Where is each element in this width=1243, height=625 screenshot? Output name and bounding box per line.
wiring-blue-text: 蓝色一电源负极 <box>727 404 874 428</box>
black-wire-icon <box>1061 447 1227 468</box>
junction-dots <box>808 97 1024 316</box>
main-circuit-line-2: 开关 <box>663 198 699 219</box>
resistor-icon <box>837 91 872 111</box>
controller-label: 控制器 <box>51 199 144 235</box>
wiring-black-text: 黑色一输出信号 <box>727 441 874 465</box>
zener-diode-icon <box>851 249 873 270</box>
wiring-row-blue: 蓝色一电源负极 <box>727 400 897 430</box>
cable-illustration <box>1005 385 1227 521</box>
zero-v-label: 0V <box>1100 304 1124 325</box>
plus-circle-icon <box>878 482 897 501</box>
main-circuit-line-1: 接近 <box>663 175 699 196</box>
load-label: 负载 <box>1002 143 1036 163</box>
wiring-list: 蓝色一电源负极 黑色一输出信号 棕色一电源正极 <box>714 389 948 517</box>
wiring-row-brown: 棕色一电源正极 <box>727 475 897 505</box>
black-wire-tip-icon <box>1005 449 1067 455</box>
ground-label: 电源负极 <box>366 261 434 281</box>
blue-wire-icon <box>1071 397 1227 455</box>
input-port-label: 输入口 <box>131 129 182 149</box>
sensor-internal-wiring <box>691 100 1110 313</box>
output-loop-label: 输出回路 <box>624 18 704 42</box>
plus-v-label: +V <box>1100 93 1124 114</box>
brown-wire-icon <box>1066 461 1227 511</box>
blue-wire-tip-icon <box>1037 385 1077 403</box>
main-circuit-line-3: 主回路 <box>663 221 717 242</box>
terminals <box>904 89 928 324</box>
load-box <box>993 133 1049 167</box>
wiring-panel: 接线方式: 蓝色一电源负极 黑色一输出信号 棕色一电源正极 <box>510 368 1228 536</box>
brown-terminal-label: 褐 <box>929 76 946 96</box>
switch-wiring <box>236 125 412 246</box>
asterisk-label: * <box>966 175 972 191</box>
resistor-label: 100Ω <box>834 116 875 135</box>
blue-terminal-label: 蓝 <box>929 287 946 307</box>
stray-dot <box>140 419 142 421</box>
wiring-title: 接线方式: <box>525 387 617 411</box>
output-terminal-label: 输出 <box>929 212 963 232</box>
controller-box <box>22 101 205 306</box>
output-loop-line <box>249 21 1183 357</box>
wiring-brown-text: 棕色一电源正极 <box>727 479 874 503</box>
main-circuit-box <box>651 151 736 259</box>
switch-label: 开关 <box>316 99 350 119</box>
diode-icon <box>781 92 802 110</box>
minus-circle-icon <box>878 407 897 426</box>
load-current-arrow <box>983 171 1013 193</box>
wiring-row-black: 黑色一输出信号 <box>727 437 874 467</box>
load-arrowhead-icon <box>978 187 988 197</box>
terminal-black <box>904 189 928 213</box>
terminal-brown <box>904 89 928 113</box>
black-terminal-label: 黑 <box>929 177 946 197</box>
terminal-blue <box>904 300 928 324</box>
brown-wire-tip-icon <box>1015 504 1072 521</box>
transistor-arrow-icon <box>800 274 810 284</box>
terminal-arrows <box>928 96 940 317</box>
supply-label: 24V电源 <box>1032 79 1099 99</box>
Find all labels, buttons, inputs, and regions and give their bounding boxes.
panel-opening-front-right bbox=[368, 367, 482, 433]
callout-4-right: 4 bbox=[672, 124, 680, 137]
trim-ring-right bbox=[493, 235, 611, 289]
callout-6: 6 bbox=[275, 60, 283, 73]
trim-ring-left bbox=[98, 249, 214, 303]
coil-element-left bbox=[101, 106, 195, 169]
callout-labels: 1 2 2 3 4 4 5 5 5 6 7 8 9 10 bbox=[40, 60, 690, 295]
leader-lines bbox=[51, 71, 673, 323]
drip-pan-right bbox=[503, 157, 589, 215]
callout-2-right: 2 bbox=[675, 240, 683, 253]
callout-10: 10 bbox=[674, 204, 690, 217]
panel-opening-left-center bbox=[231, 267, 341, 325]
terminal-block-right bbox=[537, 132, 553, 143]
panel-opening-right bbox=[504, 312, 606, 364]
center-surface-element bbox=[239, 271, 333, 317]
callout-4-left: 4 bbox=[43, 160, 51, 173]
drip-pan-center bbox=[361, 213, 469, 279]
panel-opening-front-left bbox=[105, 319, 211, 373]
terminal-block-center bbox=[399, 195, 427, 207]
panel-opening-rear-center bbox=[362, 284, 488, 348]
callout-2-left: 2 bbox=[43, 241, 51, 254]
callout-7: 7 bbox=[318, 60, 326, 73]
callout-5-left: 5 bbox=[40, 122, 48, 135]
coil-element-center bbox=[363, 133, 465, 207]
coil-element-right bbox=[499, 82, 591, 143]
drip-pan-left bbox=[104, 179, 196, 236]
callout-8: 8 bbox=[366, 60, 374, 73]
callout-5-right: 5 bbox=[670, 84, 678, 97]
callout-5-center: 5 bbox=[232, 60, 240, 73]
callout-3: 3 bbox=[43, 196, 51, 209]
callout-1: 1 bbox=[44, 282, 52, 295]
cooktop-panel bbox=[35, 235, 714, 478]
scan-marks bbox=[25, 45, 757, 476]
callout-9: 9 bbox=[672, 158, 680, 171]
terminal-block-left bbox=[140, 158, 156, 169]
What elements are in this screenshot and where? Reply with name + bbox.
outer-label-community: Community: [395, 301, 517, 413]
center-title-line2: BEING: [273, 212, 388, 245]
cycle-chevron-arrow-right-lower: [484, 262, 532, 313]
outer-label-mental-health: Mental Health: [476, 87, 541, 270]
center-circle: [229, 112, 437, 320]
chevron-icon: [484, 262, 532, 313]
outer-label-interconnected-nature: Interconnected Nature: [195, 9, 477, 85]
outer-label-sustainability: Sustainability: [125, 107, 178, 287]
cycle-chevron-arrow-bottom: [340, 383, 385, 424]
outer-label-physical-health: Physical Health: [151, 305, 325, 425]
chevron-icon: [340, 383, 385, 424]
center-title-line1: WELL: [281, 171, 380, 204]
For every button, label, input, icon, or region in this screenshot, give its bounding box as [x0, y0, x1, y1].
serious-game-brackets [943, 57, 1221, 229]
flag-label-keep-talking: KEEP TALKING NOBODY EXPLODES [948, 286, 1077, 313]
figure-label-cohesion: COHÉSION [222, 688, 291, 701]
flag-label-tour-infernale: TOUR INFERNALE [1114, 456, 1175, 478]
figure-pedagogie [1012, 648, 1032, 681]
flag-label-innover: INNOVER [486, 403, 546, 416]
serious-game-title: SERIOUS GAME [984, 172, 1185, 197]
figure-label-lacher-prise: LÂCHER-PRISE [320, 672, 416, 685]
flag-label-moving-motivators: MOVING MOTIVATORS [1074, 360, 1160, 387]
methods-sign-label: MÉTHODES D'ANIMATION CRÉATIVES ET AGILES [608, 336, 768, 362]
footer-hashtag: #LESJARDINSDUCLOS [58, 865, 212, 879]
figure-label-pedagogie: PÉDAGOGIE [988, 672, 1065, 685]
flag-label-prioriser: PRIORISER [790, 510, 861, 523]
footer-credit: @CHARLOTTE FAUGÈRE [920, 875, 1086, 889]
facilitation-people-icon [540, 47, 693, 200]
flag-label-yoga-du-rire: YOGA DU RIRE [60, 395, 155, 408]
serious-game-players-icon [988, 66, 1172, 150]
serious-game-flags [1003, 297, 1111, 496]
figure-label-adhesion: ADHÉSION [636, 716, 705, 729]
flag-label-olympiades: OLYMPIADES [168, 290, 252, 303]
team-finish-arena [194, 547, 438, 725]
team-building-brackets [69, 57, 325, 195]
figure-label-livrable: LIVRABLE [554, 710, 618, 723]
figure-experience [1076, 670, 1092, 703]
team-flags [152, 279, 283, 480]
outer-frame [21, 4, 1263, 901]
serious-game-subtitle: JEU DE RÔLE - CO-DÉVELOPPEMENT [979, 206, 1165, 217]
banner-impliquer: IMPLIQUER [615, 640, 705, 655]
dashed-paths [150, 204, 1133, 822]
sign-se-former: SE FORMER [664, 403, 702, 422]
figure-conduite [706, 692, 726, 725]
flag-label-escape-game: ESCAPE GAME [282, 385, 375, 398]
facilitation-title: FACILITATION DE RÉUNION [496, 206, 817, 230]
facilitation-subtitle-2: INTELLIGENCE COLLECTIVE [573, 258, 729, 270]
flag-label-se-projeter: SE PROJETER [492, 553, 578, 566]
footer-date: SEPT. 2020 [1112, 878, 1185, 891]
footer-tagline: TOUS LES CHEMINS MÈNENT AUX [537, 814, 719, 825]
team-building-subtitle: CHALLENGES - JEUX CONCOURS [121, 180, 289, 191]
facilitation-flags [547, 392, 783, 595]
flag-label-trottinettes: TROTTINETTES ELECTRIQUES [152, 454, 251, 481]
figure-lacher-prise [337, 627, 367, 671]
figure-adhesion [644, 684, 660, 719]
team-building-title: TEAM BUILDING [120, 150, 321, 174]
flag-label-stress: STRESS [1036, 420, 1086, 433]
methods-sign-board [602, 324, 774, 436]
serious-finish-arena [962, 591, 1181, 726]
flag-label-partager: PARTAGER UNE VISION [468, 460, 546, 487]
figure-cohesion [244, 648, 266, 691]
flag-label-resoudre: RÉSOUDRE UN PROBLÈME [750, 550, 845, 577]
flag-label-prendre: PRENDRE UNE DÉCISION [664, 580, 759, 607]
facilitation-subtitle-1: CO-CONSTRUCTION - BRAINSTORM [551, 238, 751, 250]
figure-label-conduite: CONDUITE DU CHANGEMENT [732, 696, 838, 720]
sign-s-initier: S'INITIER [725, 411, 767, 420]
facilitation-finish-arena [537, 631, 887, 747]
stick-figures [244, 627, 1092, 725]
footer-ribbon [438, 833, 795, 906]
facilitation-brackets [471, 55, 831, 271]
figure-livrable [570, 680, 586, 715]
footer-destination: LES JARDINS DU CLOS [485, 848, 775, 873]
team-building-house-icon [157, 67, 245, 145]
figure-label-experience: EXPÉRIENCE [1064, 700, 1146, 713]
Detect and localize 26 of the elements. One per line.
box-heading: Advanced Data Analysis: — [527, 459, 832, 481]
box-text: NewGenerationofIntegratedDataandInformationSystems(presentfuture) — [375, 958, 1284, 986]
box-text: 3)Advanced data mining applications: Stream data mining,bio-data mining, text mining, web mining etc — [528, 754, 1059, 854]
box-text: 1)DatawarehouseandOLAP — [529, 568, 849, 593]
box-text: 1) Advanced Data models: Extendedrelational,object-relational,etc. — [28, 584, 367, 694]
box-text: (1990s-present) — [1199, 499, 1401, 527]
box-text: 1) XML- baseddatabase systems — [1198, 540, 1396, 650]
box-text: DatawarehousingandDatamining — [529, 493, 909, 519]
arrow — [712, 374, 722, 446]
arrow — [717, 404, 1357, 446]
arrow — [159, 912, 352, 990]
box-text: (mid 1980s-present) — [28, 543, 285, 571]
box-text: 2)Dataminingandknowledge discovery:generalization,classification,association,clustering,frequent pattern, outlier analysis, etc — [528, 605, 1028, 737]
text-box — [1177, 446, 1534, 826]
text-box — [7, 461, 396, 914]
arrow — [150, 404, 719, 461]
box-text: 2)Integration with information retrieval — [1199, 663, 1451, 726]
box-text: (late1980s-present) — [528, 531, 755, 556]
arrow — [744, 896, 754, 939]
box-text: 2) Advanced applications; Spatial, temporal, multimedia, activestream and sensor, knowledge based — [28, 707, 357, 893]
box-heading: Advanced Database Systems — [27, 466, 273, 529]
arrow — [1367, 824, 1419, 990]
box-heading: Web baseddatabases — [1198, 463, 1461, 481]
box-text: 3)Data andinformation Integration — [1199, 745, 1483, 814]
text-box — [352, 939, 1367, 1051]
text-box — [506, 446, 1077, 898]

━━━━━━━━━━━━━━━━━━━━━━━━━━━━━━

◆ **WHAT THE EXERCISE ASKS**: Render the entries above, from their first line through the line containing "black-wire-tip-icon <box>1005 449", as a JSON list of strings with one string per line and blank lines omitted.

◆ **THE OUTPUT**:
[
  "Where is each element in this width=1243, height=625 screenshot? Output name and bounding box per line.",
  "wiring-blue-text: 蓝色一电源负极 <box>727 404 874 428</box>",
  "black-wire-icon <box>1061 447 1227 468</box>",
  "junction-dots <box>808 97 1024 316</box>",
  "main-circuit-line-2: 开关 <box>663 198 699 219</box>",
  "resistor-icon <box>837 91 872 111</box>",
  "controller-label: 控制器 <box>51 199 144 235</box>",
  "wiring-black-text: 黑色一输出信号 <box>727 441 874 465</box>",
  "zener-diode-icon <box>851 249 873 270</box>",
  "wiring-row-blue: 蓝色一电源负极 <box>727 400 897 430</box>",
  "cable-illustration <box>1005 385 1227 521</box>",
  "zero-v-label: 0V <box>1100 304 1124 325</box>",
  "plus-circle-icon <box>878 482 897 501</box>",
  "main-circuit-line-1: 接近 <box>663 175 699 196</box>",
  "load-label: 负载 <box>1002 143 1036 163</box>",
  "wiring-list: 蓝色一电源负极 黑色一输出信号 棕色一电源正极 <box>714 389 948 517</box>",
  "wiring-row-brown: 棕色一电源正极 <box>727 475 897 505</box>",
  "black-wire-tip-icon <box>1005 449 1067 455</box>"
]